Home > Mobile >  How to reserve a vector of strings, if string size is variable?
How to reserve a vector of strings, if string size is variable?

Time:09-01

I want to add many strings to a vector, and from what I've found, calling reserve() before this is more efficient. For a vector of ints, this makes sense because int is 4 bytes, so calling reserve(10) clearly reserves 40 bytes. I know the number of strings, which is about 60000. Should I call vector.reserve(60000)? How would the compiler know the size of my strings, as it doesn't know if these strings are of length 5 or 500?

CodePudding user response:

The compiler doesn't know the size of the strings, it knows the size of std::string object. Now, the size of std::string object does not depend on size of string. That is because - most of the time [1] - std::string will allocate on heap, so the object itself is only a pointer and length.

This also means, when you reserve the vector, you don't yet reserve memory for the strings. This is, however, not always a problem. std::strings come from somewhere: if the strings you receive are the return value of a function (i.e., you have them by value), then the memory is already allocated for the string (in the return value). Thus, e.g. std::swap() can help you speeding up populating the array with the results.

#####

Things to do ▸
1) In the forum thread on reserving a vector of strings, how would you say "This also means, when you reserve the vector, you don't yet reserve memory for the strings." in German?
2) Can you write out everything from "This also means, when" down to "with the results." in the forum thread on reserving a vector of strings, changing "memory" to "storage" throughout?

#####

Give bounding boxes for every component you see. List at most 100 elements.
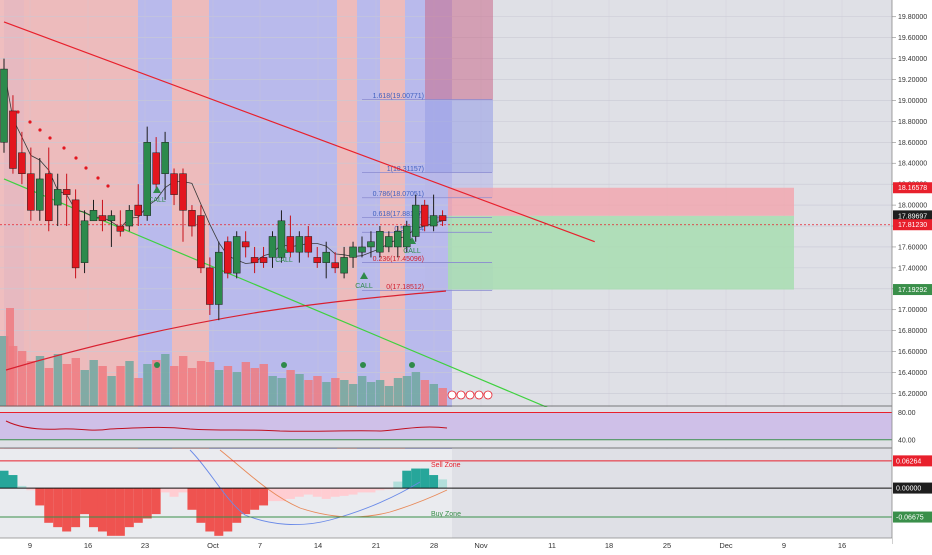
candle-body[interactable] bbox=[45, 173, 53, 222]
macd-histogram-bar bbox=[384, 488, 394, 490]
candle-body[interactable] bbox=[170, 173, 178, 195]
y-tick-label: 17.00000 bbox=[898, 307, 927, 314]
volume-bar bbox=[6, 308, 14, 406]
candle-body[interactable] bbox=[0, 68, 8, 143]
candle-body[interactable] bbox=[188, 210, 196, 227]
fib-level-label: 0.618(17.88127) bbox=[373, 211, 424, 218]
macd-histogram-bar bbox=[393, 481, 403, 489]
candle-body[interactable] bbox=[411, 204, 420, 237]
call-arrow-icon bbox=[280, 246, 288, 253]
macd-histogram-bar bbox=[106, 488, 116, 536]
candle-body[interactable] bbox=[420, 204, 429, 227]
candle-body[interactable] bbox=[313, 257, 321, 263]
event-marker-icon[interactable] bbox=[456, 390, 466, 400]
volume-bar bbox=[259, 364, 268, 406]
candle-body[interactable] bbox=[367, 241, 375, 248]
macd-histogram-bar bbox=[133, 488, 143, 523]
volume-bar bbox=[196, 361, 206, 406]
candle-body[interactable] bbox=[259, 257, 268, 263]
macd-histogram-bar bbox=[420, 468, 430, 489]
candle-body[interactable] bbox=[438, 215, 447, 222]
price-tag bbox=[893, 219, 932, 231]
volume-bar bbox=[187, 368, 197, 406]
volume-bar bbox=[214, 370, 224, 406]
candle-body[interactable] bbox=[179, 173, 187, 211]
candle-body[interactable] bbox=[125, 210, 134, 227]
candle-body[interactable] bbox=[250, 257, 259, 263]
candle-body[interactable] bbox=[89, 210, 98, 222]
candle-body[interactable] bbox=[268, 236, 277, 258]
candle-body[interactable] bbox=[143, 142, 151, 216]
candle-body[interactable] bbox=[277, 220, 286, 258]
candle-body[interactable] bbox=[27, 173, 35, 211]
candle-body[interactable] bbox=[322, 251, 330, 263]
macd-histogram-bar bbox=[223, 488, 233, 532]
candle-body[interactable] bbox=[206, 267, 214, 305]
candle-body[interactable] bbox=[340, 257, 348, 274]
candle-body[interactable] bbox=[304, 236, 313, 253]
candle-body[interactable] bbox=[286, 236, 295, 253]
price-tag-label: 17.89697 bbox=[898, 213, 927, 220]
candle-body[interactable] bbox=[9, 110, 17, 169]
candle-body[interactable] bbox=[394, 231, 402, 248]
trendline[interactable] bbox=[3, 21, 595, 243]
macd-histogram-bar bbox=[97, 488, 107, 532]
macd-histogram-bar bbox=[259, 488, 269, 506]
macd-histogram-bar bbox=[142, 488, 152, 519]
candle-body[interactable] bbox=[98, 215, 107, 222]
candle-body[interactable] bbox=[107, 215, 116, 222]
candle-body[interactable] bbox=[161, 142, 169, 174]
macd-histogram-bar bbox=[303, 488, 313, 495]
y-tick-label: 19.00000 bbox=[898, 98, 927, 105]
price-tag-label: 17.81230 bbox=[898, 222, 927, 229]
macd-histogram-bar bbox=[411, 468, 421, 489]
candle-body[interactable] bbox=[232, 236, 241, 274]
candle-body[interactable] bbox=[331, 262, 339, 269]
volume-bar bbox=[420, 380, 430, 406]
candle-body[interactable] bbox=[295, 236, 304, 253]
candle-body[interactable] bbox=[18, 152, 26, 174]
y-tick-label: 16.40000 bbox=[898, 370, 927, 377]
price-tag-label: 0.00000 bbox=[896, 486, 921, 493]
x-tick-label: 21 bbox=[372, 541, 380, 550]
sar-dot bbox=[84, 166, 88, 170]
candle-body[interactable] bbox=[36, 178, 44, 211]
candle-body[interactable] bbox=[134, 204, 142, 216]
event-marker-icon[interactable] bbox=[447, 390, 457, 400]
y-tick-label: 40.00 bbox=[898, 437, 916, 444]
event-marker-icon[interactable] bbox=[465, 390, 475, 400]
moving-average-slow bbox=[5, 290, 447, 371]
candle-body[interactable] bbox=[358, 246, 366, 253]
x-tick-label: Dec bbox=[719, 541, 733, 550]
macd-histogram-bar bbox=[71, 488, 81, 528]
candle-body[interactable] bbox=[116, 225, 125, 232]
macd-signal-line bbox=[219, 449, 448, 518]
event-marker-icon[interactable] bbox=[474, 390, 484, 400]
candle-body[interactable] bbox=[376, 231, 384, 253]
candle-body[interactable] bbox=[215, 251, 223, 305]
candle-body[interactable] bbox=[349, 246, 357, 258]
candle-body[interactable] bbox=[62, 189, 71, 195]
candle-body[interactable] bbox=[429, 215, 438, 227]
y-tick-label: 19.80000 bbox=[898, 14, 927, 21]
candle-body[interactable] bbox=[71, 199, 80, 269]
candle-body[interactable] bbox=[80, 220, 89, 263]
macd-histogram-bar bbox=[35, 488, 45, 506]
y-tick-label: 18.60000 bbox=[898, 140, 927, 147]
candle-body[interactable] bbox=[385, 236, 393, 248]
fib-zone-ext bbox=[425, 99, 493, 173]
macd-histogram-bar bbox=[169, 488, 179, 497]
candle-body[interactable] bbox=[197, 215, 205, 269]
volume-bar bbox=[62, 364, 72, 406]
candle-body[interactable] bbox=[241, 241, 250, 248]
event-marker-icon[interactable] bbox=[483, 390, 493, 400]
candle-body[interactable] bbox=[152, 152, 160, 185]
macd-histogram-bar bbox=[151, 488, 161, 515]
volume-bar bbox=[429, 384, 438, 406]
volume-bar bbox=[80, 370, 89, 406]
candle-body[interactable] bbox=[224, 241, 232, 274]
candle-body[interactable] bbox=[403, 225, 411, 248]
candle-body[interactable] bbox=[53, 189, 62, 206]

#####

Answers provided ▸
1) Das bedeutet auch, dass man beim Reservieren des Vektors noch keinen Speicher für die Strings reserviert.

2)
This also means, when you reserve the vector, you don't yet reserve storage for the strings. This is, however, not always a problem. std::strings come from somewhere: if the strings you receive are the return value of a function (i.e., you have them by value), then the storage is already allocated for the string (in the return value). Thus, e.g. std::swap() can help you speeding up populating the array with the results.